Written problem:
Each record is to be printed again precisely as it reads.
+++ Supplied records +++
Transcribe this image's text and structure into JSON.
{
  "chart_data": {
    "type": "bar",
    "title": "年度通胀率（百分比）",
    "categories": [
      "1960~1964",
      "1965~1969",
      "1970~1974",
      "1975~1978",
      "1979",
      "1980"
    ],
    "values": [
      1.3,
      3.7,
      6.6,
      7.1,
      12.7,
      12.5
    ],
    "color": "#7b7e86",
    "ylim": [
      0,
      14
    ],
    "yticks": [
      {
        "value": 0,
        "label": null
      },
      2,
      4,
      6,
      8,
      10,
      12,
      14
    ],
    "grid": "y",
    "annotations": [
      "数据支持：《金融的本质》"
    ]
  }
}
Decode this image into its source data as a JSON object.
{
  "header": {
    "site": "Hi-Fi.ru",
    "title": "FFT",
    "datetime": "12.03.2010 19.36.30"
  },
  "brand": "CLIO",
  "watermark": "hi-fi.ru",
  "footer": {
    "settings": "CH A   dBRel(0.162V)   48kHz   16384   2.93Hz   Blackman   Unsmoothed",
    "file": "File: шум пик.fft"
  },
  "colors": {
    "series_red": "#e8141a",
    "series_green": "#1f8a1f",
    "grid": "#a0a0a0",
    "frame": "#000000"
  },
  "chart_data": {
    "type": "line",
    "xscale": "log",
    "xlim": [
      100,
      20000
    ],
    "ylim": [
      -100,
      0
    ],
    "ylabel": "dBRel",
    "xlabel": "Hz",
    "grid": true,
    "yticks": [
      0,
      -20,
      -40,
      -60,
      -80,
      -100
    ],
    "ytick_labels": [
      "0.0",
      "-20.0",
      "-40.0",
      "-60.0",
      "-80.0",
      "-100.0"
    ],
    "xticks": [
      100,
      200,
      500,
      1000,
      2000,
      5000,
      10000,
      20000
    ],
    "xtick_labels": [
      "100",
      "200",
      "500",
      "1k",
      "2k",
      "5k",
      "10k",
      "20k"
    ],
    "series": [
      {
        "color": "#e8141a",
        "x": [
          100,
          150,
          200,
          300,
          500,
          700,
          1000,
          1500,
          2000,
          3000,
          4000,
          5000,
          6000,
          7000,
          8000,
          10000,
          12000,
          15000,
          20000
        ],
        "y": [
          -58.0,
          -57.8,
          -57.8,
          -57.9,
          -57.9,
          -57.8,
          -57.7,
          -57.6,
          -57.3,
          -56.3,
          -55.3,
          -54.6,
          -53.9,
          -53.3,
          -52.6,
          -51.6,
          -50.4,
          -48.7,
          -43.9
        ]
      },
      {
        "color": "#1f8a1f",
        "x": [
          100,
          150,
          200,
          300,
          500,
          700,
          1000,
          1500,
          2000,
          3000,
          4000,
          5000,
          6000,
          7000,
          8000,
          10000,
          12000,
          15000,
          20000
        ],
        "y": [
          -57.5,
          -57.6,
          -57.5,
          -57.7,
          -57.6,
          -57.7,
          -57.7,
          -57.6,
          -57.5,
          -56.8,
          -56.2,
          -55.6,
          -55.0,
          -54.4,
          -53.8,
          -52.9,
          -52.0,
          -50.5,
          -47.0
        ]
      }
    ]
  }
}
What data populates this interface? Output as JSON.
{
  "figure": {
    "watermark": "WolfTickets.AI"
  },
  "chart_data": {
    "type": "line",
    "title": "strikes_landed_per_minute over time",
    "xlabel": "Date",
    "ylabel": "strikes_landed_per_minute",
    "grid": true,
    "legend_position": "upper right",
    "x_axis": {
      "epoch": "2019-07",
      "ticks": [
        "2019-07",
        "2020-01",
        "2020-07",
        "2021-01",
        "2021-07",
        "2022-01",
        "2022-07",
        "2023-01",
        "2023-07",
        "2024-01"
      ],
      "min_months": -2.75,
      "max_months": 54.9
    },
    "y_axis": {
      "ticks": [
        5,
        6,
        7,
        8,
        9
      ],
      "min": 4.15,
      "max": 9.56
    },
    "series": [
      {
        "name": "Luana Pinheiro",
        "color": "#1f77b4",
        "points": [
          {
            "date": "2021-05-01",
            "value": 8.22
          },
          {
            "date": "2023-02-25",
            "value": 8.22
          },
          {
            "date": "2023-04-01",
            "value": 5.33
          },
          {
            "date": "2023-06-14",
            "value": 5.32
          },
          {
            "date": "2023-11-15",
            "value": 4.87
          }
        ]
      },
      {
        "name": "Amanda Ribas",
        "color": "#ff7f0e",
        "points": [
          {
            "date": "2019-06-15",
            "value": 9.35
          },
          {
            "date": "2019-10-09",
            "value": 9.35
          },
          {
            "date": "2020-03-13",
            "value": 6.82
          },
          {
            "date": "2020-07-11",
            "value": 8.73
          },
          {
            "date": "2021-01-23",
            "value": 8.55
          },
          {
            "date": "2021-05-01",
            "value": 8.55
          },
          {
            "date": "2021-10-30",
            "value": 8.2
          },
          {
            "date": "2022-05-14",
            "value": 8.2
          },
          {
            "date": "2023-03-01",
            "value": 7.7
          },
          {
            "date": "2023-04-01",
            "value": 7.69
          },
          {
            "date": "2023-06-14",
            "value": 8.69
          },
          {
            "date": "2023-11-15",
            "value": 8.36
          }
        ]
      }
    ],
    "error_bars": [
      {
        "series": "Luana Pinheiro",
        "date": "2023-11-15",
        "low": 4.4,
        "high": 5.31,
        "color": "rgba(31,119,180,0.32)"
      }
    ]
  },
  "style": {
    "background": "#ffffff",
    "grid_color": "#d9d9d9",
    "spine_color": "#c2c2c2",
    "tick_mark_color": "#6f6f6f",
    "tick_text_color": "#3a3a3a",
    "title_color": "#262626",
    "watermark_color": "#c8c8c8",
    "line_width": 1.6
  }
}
+++
Completed exercise:
Transcribe this image's text and structure into JSON.
{
  "chart_data": {
    "type": "bar",
    "title": "年度通胀率（百分比）",
    "categories": [
      "1960~1964",
      "1965~1969",
      "1970~1974",
      "1975~1978",
      "1979",
      "1980"
    ],
    "values": [
      1.3,
      3.7,
      6.6,
      7.1,
      12.7,
      12.5
    ],
    "color": "#7b7e86",
    "ylim": [
      0,
      14
    ],
    "yticks": [
      {
        "value": 0,
        "label": null
      },
      2,
      4,
      6,
      8,
      10,
      12,
      14
    ],
    "grid": "y",
    "annotations": [
      "数据支持：《金融的本质》"
    ]
  }
}
Decode this image into its source data as a JSON object.
{
  "header": {
    "site": "Hi-Fi.ru",
    "title": "FFT",
    "datetime": "12.03.2010 19.36.30"
  },
  "brand": "CLIO",
  "watermark": "hi-fi.ru",
  "footer": {
    "settings": "CH A   dBRel(0.162V)   48kHz   16384   2.93Hz   Blackman   Unsmoothed",
    "file": "File: шум пик.fft"
  },
  "colors": {
    "series_red": "#e8141a",
    "series_green": "#1f8a1f",
    "grid": "#a0a0a0",
    "frame": "#000000"
  },
  "chart_data": {
    "type": "line",
    "xscale": "log",
    "xlim": [
      100,
      20000
    ],
    "ylim": [
      -100,
      0
    ],
    "ylabel": "dBRel",
    "xlabel": "Hz",
    "grid": true,
    "yticks": [
      0,
      -20,
      -40,
      -60,
      -80,
      -100
    ],
    "ytick_labels": [
      "0.0",
      "-20.0",
      "-40.0",
      "-60.0",
      "-80.0",
      "-100.0"
    ],
    "xticks": [
      100,
      200,
      500,
      1000,
      2000,
      5000,
      10000,
      20000
    ],
    "xtick_labels": [
      "100",
      "200",
      "500",
      "1k",
      "2k",
      "5k",
      "10k",
      "20k"
    ],
    "series": [
      {
        "color": "#e8141a",
        "x": [
          100,
          150,
          200,
          300,
          500,
          700,
          1000,
          1500,
          2000,
          3000,
          4000,
          5000,
          6000,
          7000,
          8000,
          10000,
          12000,
          15000,
          20000
        ],
        "y": [
          -58.0,
          -57.8,
          -57.8,
          -57.9,
          -57.9,
          -57.8,
          -57.7,
          -57.6,
          -57.3,
          -56.3,
          -55.3,
          -54.6,
          -53.9,
          -53.3,
          -52.6,
          -51.6,
          -50.4,
          -48.7,
          -43.9
        ]
      },
      {
        "color": "#1f8a1f",
        "x": [
          100,
          150,
          200,
          300,
          500,
          700,
          1000,
          1500,
          2000,
          3000,
          4000,
          5000,
          6000,
          7000,
          8000,
          10000,
          12000,
          15000,
          20000
        ],
        "y": [
          -57.5,
          -57.6,
          -57.5,
          -57.7,
          -57.6,
          -57.7,
          -57.7,
          -57.6,
          -57.5,
          -56.8,
          -56.2,
          -55.6,
          -55.0,
          -54.4,
          -53.8,
          -52.9,
          -52.0,
          -50.5,
          -47.0
        ]
      }
    ]
  }
}
What data populates this interface? Output as JSON.
{
  "figure": {
    "watermark": "WolfTickets.AI"
  },
  "chart_data": {
    "type": "line",
    "title": "strikes_landed_per_minute over time",
    "xlabel": "Date",
    "ylabel": "strikes_landed_per_minute",
    "grid": true,
    "legend_position": "upper right",
    "x_axis": {
      "epoch": "2019-07",
      "ticks": [
        "2019-07",
        "2020-01",
        "2020-07",
        "2021-01",
        "2021-07",
        "2022-01",
        "2022-07",
        "2023-01",
        "2023-07",
        "2024-01"
      ],
      "min_months": -2.75,
      "max_months": 54.9
    },
    "y_axis": {
      "ticks": [
        5,
        6,
        7,
        8,
        9
      ],
      "min": 4.15,
      "max": 9.56
    },
    "series": [
      {
        "name": "Luana Pinheiro",
        "color": "#1f77b4",
        "points": [
          {
            "date": "2021-05-01",
            "value": 8.22
          },
          {
            "date": "2023-02-25",
            "value": 8.22
          },
          {
            "date": "2023-04-01",
            "value": 5.33
          },
          {
            "date": "2023-06-14",
            "value": 5.32
          },
          {
            "date": "2023-11-15",
            "value": 4.87
          }
        ]
      },
      {
        "name": "Amanda Ribas",
        "color": "#ff7f0e",
        "points": [
          {
            "date": "2019-06-15",
            "value": 9.35
          },
          {
            "date": "2019-10-09",
            "value": 9.35
          },
          {
            "date": "2020-03-13",
            "value": 6.82
          },
          {
            "date": "2020-07-11",
            "value": 8.73
          },
          {
            "date": "2021-01-23",
            "value": 8.55
          },
          {
            "date": "2021-05-01",
            "value": 8.55
          },
          {
            "date": "2021-10-30",
            "value": 8.2
          },
          {
            "date": "2022-05-14",
            "value": 8.2
          },
          {
            "date": "2023-03-01",
            "value": 7.7
          },
          {
            "date": "2023-04-01",
            "value": 7.69
          },
          {
            "date": "2023-06-14",
            "value": 8.69
          },
          {
            "date": "2023-11-15",
            "value": 8.36
          }
        ]
      }
    ],
    "error_bars": [
      {
        "series": "Luana Pinheiro",
        "date": "2023-11-15",
        "low": 4.4,
        "high": 5.31,
        "color": "rgba(31,119,180,0.32)"
      }
    ]
  },
  "style": {
    "background": "#ffffff",
    "grid_color": "#d9d9d9",
    "spine_color": "#c2c2c2",
    "tick_mark_color": "#6f6f6f",
    "tick_text_color": "#3a3a3a",
    "title_color": "#262626",
    "watermark_color": "#c8c8c8",
    "line_width": 1.6
  }
}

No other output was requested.